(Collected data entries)
+ + + + + + +

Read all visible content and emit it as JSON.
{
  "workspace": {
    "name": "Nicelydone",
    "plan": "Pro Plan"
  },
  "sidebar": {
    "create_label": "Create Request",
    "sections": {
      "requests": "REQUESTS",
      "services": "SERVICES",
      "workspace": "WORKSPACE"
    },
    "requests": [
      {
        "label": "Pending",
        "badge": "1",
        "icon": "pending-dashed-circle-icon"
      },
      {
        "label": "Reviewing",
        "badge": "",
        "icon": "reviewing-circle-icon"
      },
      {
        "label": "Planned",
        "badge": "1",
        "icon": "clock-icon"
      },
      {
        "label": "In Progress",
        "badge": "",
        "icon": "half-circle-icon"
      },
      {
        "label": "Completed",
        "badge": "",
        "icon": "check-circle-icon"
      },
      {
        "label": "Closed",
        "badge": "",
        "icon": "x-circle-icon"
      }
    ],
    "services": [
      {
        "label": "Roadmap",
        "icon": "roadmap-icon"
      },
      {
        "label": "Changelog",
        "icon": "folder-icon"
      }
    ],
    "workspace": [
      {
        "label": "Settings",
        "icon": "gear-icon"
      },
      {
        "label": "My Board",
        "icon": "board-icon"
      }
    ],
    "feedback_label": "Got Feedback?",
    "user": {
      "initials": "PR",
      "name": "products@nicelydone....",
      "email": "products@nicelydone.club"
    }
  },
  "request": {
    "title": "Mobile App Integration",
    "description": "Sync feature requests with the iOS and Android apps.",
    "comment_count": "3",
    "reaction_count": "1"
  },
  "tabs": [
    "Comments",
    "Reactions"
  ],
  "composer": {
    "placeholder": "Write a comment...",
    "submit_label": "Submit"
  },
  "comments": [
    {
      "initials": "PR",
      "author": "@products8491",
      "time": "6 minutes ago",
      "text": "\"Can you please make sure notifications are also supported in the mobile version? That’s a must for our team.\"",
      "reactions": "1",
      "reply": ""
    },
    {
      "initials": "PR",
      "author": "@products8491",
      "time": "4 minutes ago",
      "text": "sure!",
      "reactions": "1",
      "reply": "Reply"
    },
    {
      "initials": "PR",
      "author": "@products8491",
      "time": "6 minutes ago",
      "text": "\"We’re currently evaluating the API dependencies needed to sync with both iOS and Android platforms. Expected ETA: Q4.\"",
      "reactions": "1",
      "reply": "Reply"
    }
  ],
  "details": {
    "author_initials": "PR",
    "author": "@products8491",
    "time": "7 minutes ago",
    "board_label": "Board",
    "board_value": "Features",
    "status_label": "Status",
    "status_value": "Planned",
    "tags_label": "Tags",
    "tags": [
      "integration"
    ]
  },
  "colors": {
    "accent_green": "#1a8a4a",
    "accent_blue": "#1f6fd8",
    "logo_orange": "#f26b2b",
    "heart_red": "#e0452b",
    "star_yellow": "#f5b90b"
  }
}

+ + + + + + +

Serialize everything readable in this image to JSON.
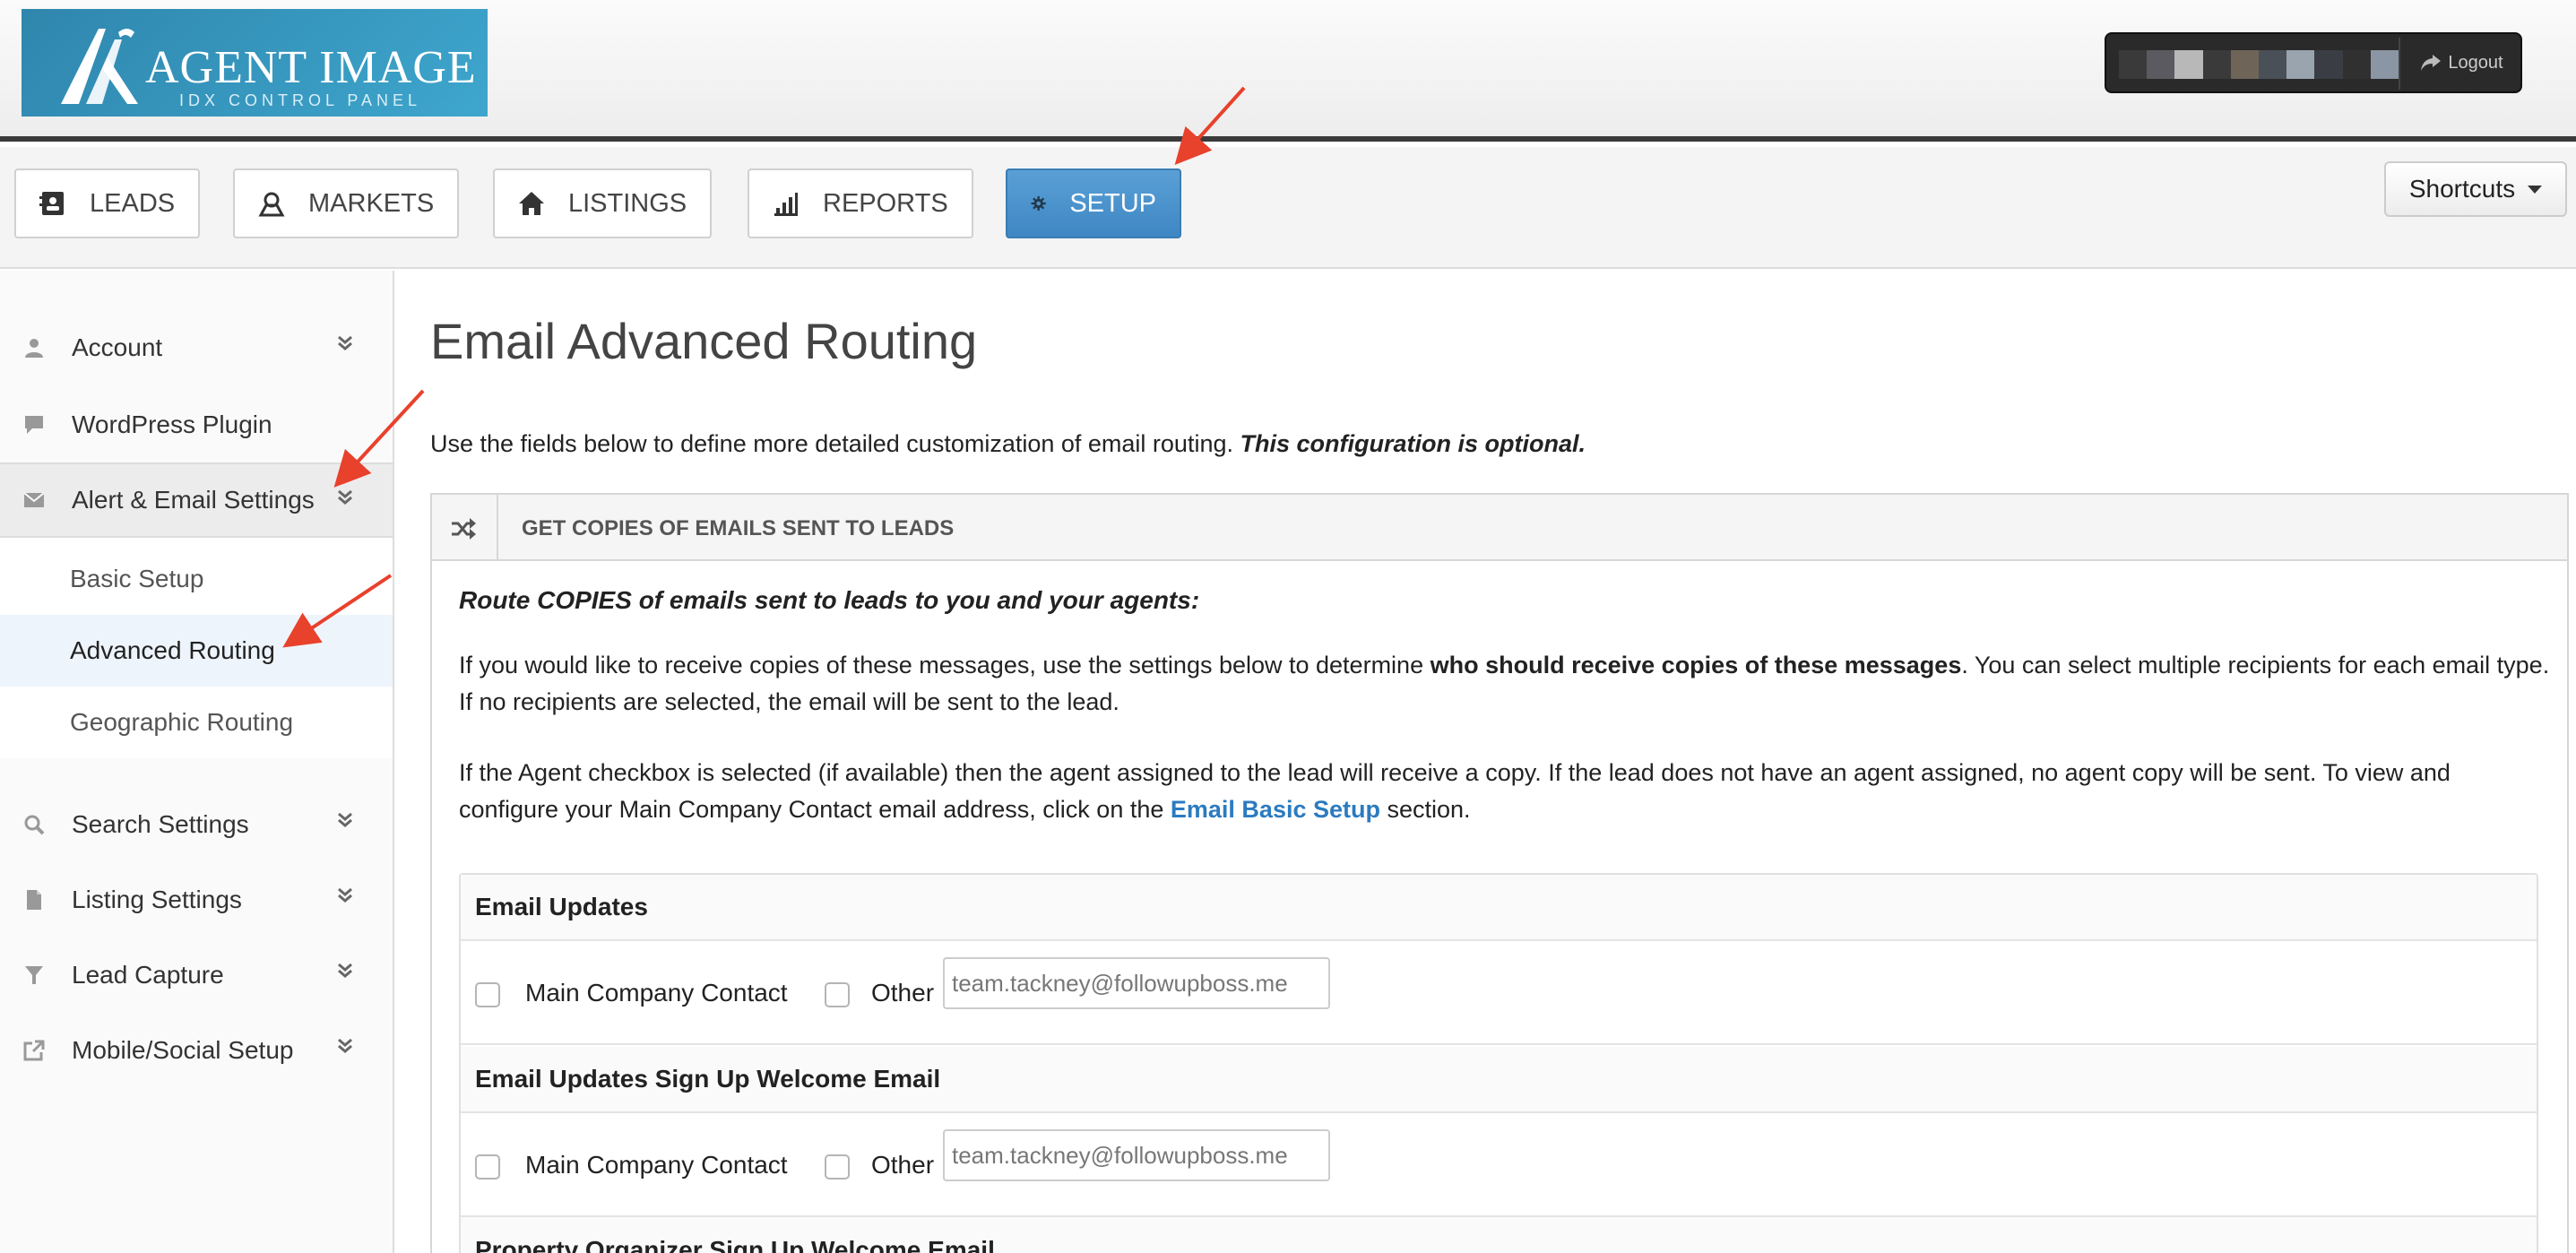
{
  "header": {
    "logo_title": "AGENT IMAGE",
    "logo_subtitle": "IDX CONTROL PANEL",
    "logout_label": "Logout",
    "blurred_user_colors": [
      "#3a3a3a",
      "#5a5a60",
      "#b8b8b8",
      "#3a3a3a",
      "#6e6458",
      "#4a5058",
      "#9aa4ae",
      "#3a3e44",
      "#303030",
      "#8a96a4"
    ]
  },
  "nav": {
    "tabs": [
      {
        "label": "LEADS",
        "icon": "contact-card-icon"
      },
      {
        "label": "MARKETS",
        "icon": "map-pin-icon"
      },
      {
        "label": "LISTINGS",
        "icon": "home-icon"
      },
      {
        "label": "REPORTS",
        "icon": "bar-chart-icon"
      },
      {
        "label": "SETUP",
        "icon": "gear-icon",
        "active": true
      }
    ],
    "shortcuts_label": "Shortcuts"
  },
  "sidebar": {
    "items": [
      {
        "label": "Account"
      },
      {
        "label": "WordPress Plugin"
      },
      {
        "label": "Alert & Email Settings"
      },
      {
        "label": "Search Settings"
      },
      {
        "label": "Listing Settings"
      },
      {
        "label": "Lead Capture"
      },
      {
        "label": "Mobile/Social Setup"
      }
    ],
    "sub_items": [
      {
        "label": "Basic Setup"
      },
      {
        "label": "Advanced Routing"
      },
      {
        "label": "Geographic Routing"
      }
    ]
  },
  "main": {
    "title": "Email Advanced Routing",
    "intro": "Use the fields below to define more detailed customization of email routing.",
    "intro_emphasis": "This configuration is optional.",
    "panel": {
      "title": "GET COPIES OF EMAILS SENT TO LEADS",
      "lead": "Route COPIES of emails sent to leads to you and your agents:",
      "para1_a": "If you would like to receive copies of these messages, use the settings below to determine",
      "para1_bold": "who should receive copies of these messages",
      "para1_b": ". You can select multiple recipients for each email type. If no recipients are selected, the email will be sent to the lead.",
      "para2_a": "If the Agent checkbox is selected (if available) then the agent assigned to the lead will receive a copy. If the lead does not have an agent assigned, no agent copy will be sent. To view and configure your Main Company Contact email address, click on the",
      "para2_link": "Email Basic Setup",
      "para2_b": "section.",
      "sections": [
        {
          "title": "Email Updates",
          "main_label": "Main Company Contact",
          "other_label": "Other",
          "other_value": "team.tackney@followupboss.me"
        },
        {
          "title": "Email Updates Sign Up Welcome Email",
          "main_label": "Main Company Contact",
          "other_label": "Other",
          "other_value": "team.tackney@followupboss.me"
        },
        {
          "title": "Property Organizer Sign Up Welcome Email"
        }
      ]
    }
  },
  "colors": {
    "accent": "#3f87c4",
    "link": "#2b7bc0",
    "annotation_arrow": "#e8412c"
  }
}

+ + + + + + +

# [The problem]
Your answer should be only the number of lines that hold the word "messages".

# [Response to this exercise]
2